**Exercise brief**.
Print the records below line for line, leaving out the pictures.

--- start of Given data ---

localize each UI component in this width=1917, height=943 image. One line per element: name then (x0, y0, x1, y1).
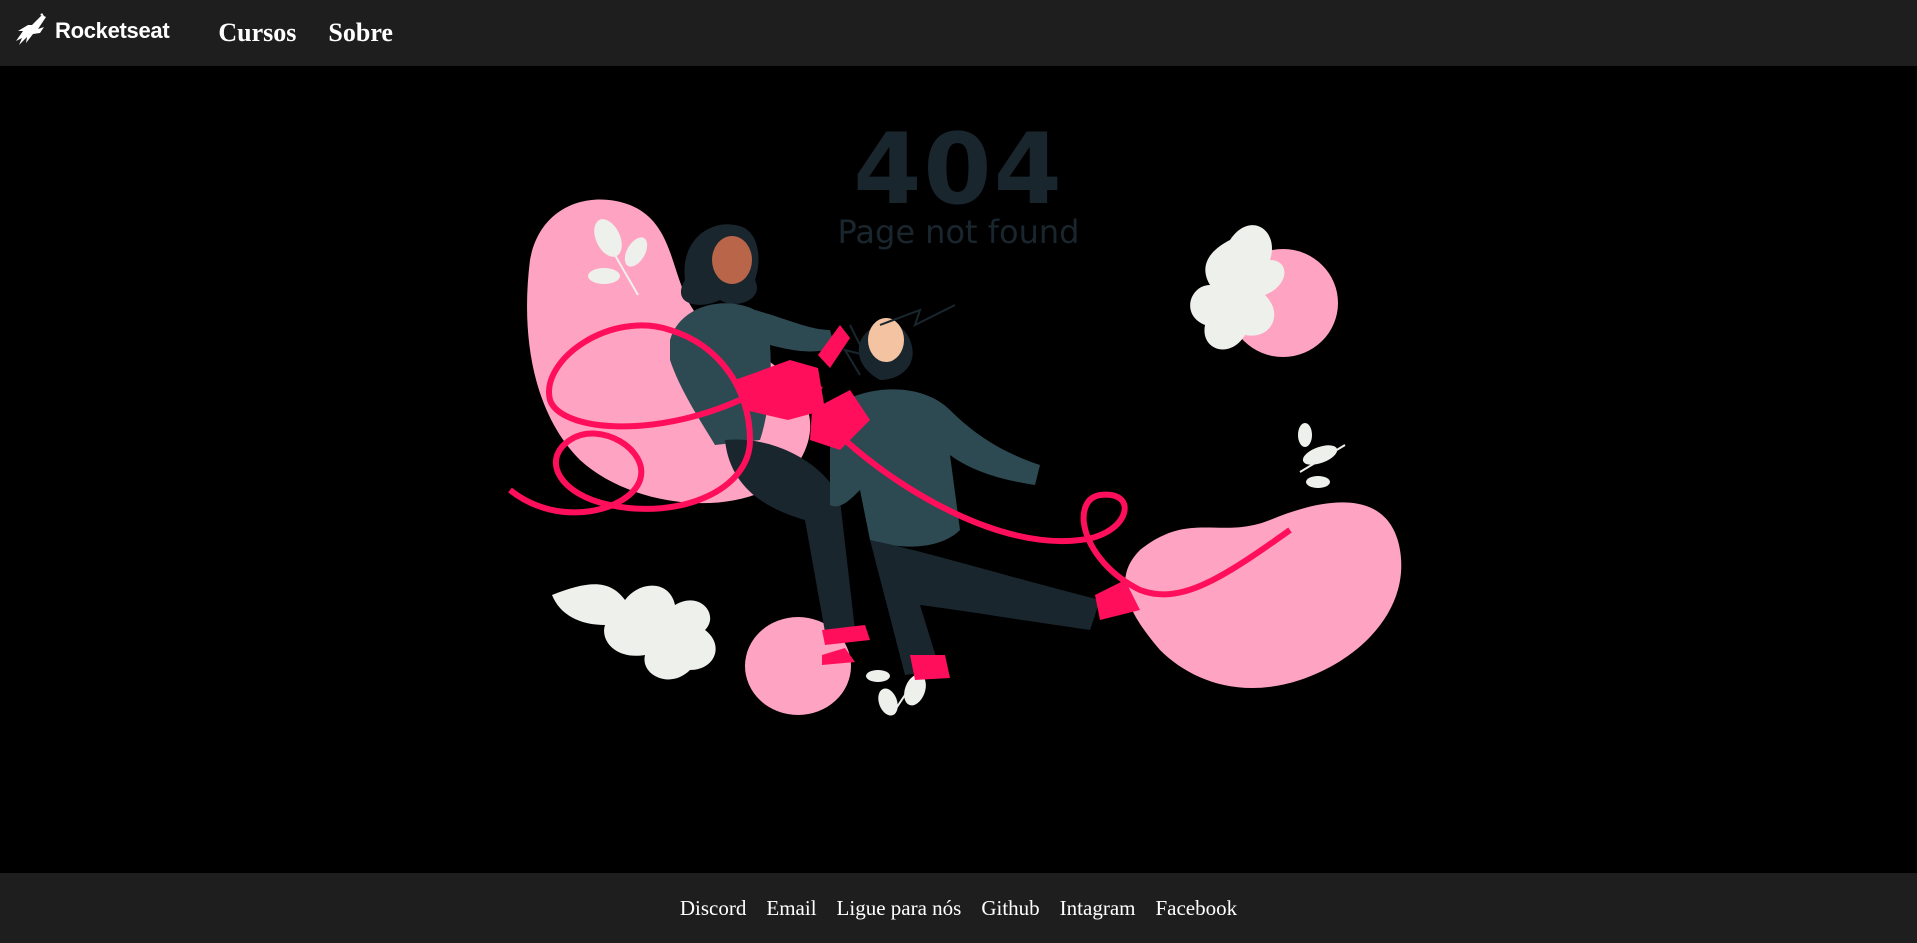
footer-link-phone[interactable]: Ligue para nós (837, 896, 962, 921)
brand-logo-link[interactable]: Rocketseat (14, 0, 170, 66)
footer-link-facebook[interactable]: Facebook (1155, 896, 1237, 921)
footer: Discord Email Ligue para nós Github Inta… (0, 873, 1917, 943)
error-message: Page not found (837, 213, 1080, 251)
footer-link-instagram[interactable]: Intagram (1060, 896, 1136, 921)
main-nav: Cursos Sobre (218, 18, 425, 48)
leaf-bottom-left (552, 584, 716, 680)
nav-link-sobre[interactable]: Sobre (328, 18, 393, 48)
top-navbar: Rocketseat Cursos Sobre (0, 0, 1917, 66)
error-code-heading: 404 (853, 113, 1064, 227)
footer-link-email[interactable]: Email (766, 896, 816, 921)
leaf-right-small (1298, 423, 1346, 488)
nav-link-cursos[interactable]: Cursos (218, 18, 296, 48)
rocket-logo-icon (16, 13, 46, 45)
footer-link-github[interactable]: Github (981, 896, 1039, 921)
footer-link-discord[interactable]: Discord (680, 896, 747, 921)
brand-name: Rocketseat (55, 18, 170, 43)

--- end of Given data ---

**Written solution**.
localize each UI component in this width=1917, height=943 image. One line per element: name then (x0, y0, x1, y1).
footer-link-phone[interactable]: Ligue para nós (837, 896, 962, 921)
brand-logo-link[interactable]: Rocketseat (14, 0, 170, 66)
footer-link-facebook[interactable]: Facebook (1155, 896, 1237, 921)
footer: Discord Email Ligue para nós Github Inta… (0, 873, 1917, 943)
error-message: Page not found (837, 213, 1080, 251)
footer-link-instagram[interactable]: Intagram (1060, 896, 1136, 921)
main-nav: Cursos Sobre (218, 18, 425, 48)
leaf-bottom-left (552, 584, 716, 680)
nav-link-sobre[interactable]: Sobre (328, 18, 393, 48)
top-navbar: Rocketseat Cursos Sobre (0, 0, 1917, 66)
error-code-heading: 404 (853, 113, 1064, 227)
footer-link-email[interactable]: Email (766, 896, 816, 921)
leaf-right-small (1298, 423, 1346, 488)
nav-link-cursos[interactable]: Cursos (218, 18, 296, 48)
rocket-logo-icon (16, 13, 46, 45)
footer-link-github[interactable]: Github (981, 896, 1039, 921)
footer-link-discord[interactable]: Discord (680, 896, 747, 921)
brand-name: Rocketseat (55, 18, 170, 43)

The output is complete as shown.